* **GOAL OF THE EXERCISE**
Reproduce the listing below exactly, minus its pictures.
— START EXTRACTED RECORDS —
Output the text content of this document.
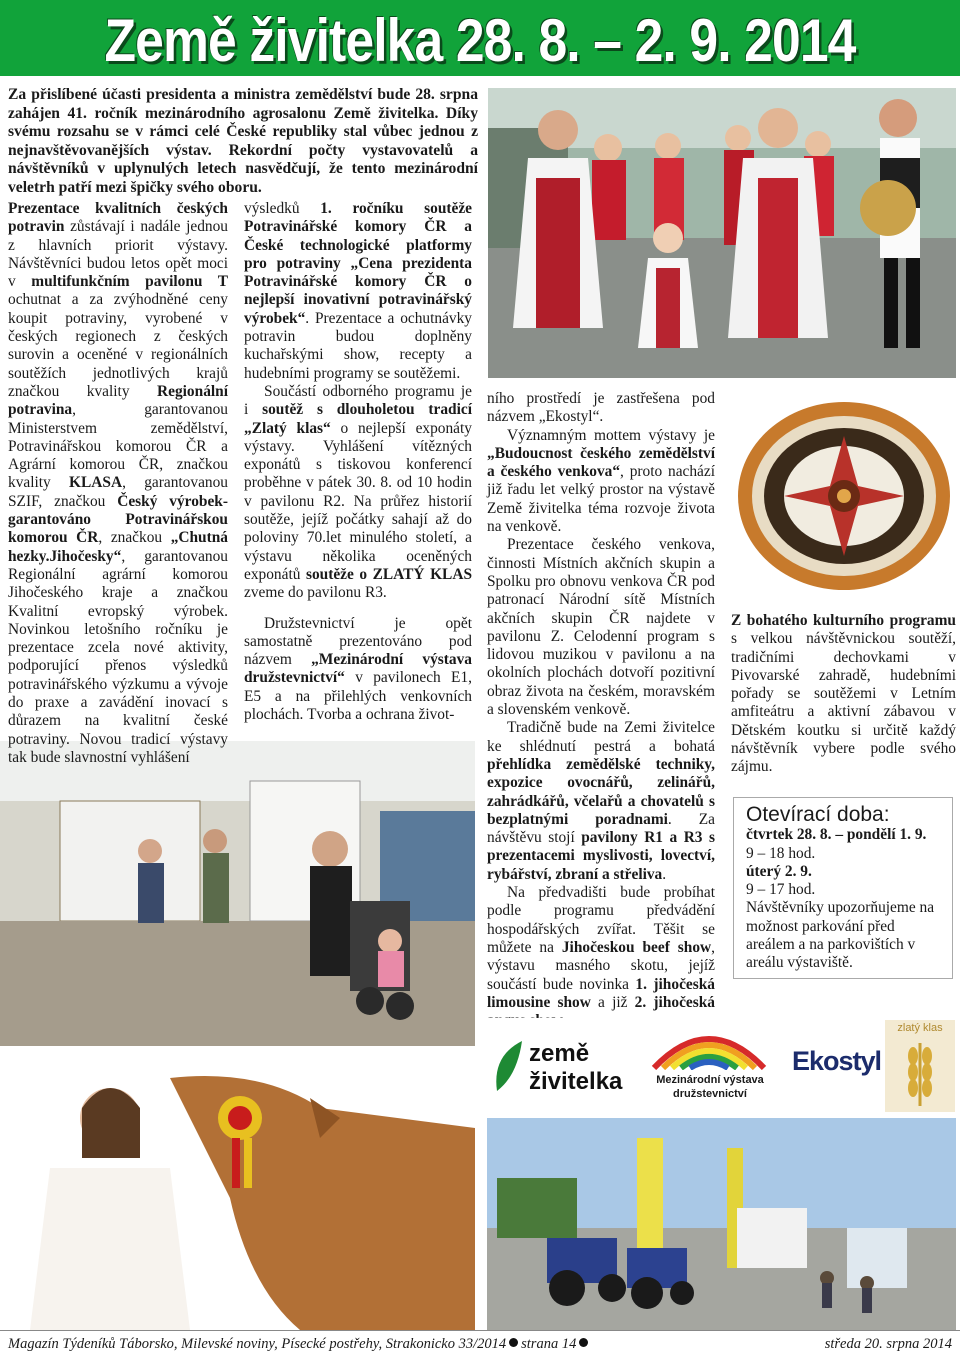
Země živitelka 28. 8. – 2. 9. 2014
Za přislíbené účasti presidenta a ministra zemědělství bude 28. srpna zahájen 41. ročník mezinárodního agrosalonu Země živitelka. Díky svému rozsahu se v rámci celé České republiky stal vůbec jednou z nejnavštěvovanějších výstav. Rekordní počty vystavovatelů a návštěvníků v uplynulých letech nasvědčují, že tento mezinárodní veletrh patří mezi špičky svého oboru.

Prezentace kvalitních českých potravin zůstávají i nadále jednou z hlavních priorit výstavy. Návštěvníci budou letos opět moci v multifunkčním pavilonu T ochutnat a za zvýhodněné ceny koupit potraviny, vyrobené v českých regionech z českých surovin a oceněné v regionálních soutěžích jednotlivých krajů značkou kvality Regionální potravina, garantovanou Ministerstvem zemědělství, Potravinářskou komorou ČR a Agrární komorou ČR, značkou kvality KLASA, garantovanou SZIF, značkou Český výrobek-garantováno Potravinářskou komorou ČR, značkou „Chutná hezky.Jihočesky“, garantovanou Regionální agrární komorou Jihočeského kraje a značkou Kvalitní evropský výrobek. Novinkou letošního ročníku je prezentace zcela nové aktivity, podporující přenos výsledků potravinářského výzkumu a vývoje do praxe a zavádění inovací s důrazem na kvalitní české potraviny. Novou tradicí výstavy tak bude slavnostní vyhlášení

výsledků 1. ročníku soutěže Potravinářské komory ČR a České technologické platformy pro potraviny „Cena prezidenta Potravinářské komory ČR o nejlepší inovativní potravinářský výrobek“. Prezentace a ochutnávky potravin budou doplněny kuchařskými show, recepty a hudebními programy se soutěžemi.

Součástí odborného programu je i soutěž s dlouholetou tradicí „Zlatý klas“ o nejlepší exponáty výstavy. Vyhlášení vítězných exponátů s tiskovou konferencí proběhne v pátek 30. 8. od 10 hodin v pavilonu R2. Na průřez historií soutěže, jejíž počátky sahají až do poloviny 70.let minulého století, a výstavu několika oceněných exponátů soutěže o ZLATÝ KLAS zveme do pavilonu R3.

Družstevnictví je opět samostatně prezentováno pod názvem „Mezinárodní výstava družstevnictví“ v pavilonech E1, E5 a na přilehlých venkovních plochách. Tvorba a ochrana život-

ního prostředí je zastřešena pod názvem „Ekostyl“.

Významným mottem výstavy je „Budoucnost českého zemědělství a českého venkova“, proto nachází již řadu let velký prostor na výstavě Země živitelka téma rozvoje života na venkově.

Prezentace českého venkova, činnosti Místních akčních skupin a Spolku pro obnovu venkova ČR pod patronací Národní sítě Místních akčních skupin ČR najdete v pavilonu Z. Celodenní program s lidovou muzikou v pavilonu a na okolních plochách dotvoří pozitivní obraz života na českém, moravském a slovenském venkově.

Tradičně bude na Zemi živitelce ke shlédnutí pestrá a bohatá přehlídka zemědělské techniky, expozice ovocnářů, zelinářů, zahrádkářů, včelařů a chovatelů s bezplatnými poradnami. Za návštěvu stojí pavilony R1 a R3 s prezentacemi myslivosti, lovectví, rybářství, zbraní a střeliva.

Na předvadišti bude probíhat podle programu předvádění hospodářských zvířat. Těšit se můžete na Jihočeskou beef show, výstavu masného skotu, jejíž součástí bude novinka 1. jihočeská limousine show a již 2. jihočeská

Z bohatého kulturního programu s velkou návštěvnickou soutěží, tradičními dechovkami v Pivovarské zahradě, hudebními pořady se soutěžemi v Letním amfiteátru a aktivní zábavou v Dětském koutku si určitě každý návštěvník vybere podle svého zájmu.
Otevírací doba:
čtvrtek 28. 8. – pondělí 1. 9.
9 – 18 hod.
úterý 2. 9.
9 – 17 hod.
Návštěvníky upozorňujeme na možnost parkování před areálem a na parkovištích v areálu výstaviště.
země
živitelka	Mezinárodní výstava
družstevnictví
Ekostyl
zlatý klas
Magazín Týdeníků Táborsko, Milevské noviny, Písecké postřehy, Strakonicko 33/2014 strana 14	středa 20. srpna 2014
— END EXTRACTED RECORDS —
* **WRITTEN ANSWER**
Output the text content of this document.
Země živitelka 28. 8. – 2. 9. 2014
Za přislíbené účasti presidenta a ministra zemědělství bude 28. srpna zahájen 41. ročník mezinárodního agrosalonu Země živitelka. Díky svému rozsahu se v rámci celé České republiky stal vůbec jednou z nejnavštěvovanějších výstav. Rekordní počty vystavovatelů a návštěvníků v uplynulých letech nasvědčují, že tento mezinárodní veletrh patří mezi špičky svého oboru.

Prezentace kvalitních českých potravin zůstávají i nadále jednou z hlavních priorit výstavy. Návštěvníci budou letos opět moci v multifunkčním pavilonu T ochutnat a za zvýhodněné ceny koupit potraviny, vyrobené v českých regionech z českých surovin a oceněné v regionálních soutěžích jednotlivých krajů značkou kvality Regionální potravina, garantovanou Ministerstvem zemědělství, Potravinářskou komorou ČR a Agrární komorou ČR, značkou kvality KLASA, garantovanou SZIF, značkou Český výrobek-garantováno Potravinářskou komorou ČR, značkou „Chutná hezky.Jihočesky“, garantovanou Regionální agrární komorou Jihočeského kraje a značkou Kvalitní evropský výrobek. Novinkou letošního ročníku je prezentace zcela nové aktivity, podporující přenos výsledků potravinářského výzkumu a vývoje do praxe a zavádění inovací s důrazem na kvalitní české potraviny. Novou tradicí výstavy tak bude slavnostní vyhlášení

výsledků 1. ročníku soutěže Potravinářské komory ČR a České technologické platformy pro potraviny „Cena prezidenta Potravinářské komory ČR o nejlepší inovativní potravinářský výrobek“. Prezentace a ochutnávky potravin budou doplněny kuchařskými show, recepty a hudebními programy se soutěžemi.

Součástí odborného programu je i soutěž s dlouholetou tradicí „Zlatý klas“ o nejlepší exponáty výstavy. Vyhlášení vítězných exponátů s tiskovou konferencí proběhne v pátek 30. 8. od 10 hodin v pavilonu R2. Na průřez historií soutěže, jejíž počátky sahají až do poloviny 70.let minulého století, a výstavu několika oceněných exponátů soutěže o ZLATÝ KLAS zveme do pavilonu R3.

Družstevnictví je opět samostatně prezentováno pod názvem „Mezinárodní výstava družstevnictví“ v pavilonech E1, E5 a na přilehlých venkovních plochách. Tvorba a ochrana život-

ního prostředí je zastřešena pod názvem „Ekostyl“.

Významným mottem výstavy je „Budoucnost českého zemědělství a českého venkova“, proto nachází již řadu let velký prostor na výstavě Země živitelka téma rozvoje života na venkově.

Prezentace českého venkova, činnosti Místních akčních skupin a Spolku pro obnovu venkova ČR pod patronací Národní sítě Místních akčních skupin ČR najdete v pavilonu Z. Celodenní program s lidovou muzikou v pavilonu a na okolních plochách dotvoří pozitivní obraz života na českém, moravském a slovenském venkově.

Tradičně bude na Zemi živitelce ke shlédnutí pestrá a bohatá přehlídka zemědělské techniky, expozice ovocnářů, zelinářů, zahrádkářů, včelařů a chovatelů s bezplatnými poradnami. Za návštěvu stojí pavilony R1 a R3 s prezentacemi myslivosti, lovectví, rybářství, zbraní a střeliva.

Na předvadišti bude probíhat podle programu předvádění hospodářských zvířat. Těšit se můžete na Jihočeskou beef show, výstavu masného skotu, jejíž součástí bude novinka 1. jihočeská limousine show a již 2. jihočeská

Z bohatého kulturního programu s velkou návštěvnickou soutěží, tradičními dechovkami v Pivovarské zahradě, hudebními pořady se soutěžemi v Letním amfiteátru a aktivní zábavou v Dětském koutku si určitě každý návštěvník vybere podle svého zájmu.
Otevírací doba:
čtvrtek 28. 8. – pondělí 1. 9.
9 – 18 hod.
úterý 2. 9.
9 – 17 hod.
Návštěvníky upozorňujeme na možnost parkování před areálem a na parkovištích v areálu výstaviště.
země
živitelka	Mezinárodní výstava
družstevnictví
Ekostyl
zlatý klas
Magazín Týdeníků Táborsko, Milevské noviny, Písecké postřehy, Strakonicko 33/2014 strana 14	středa 20. srpna 2014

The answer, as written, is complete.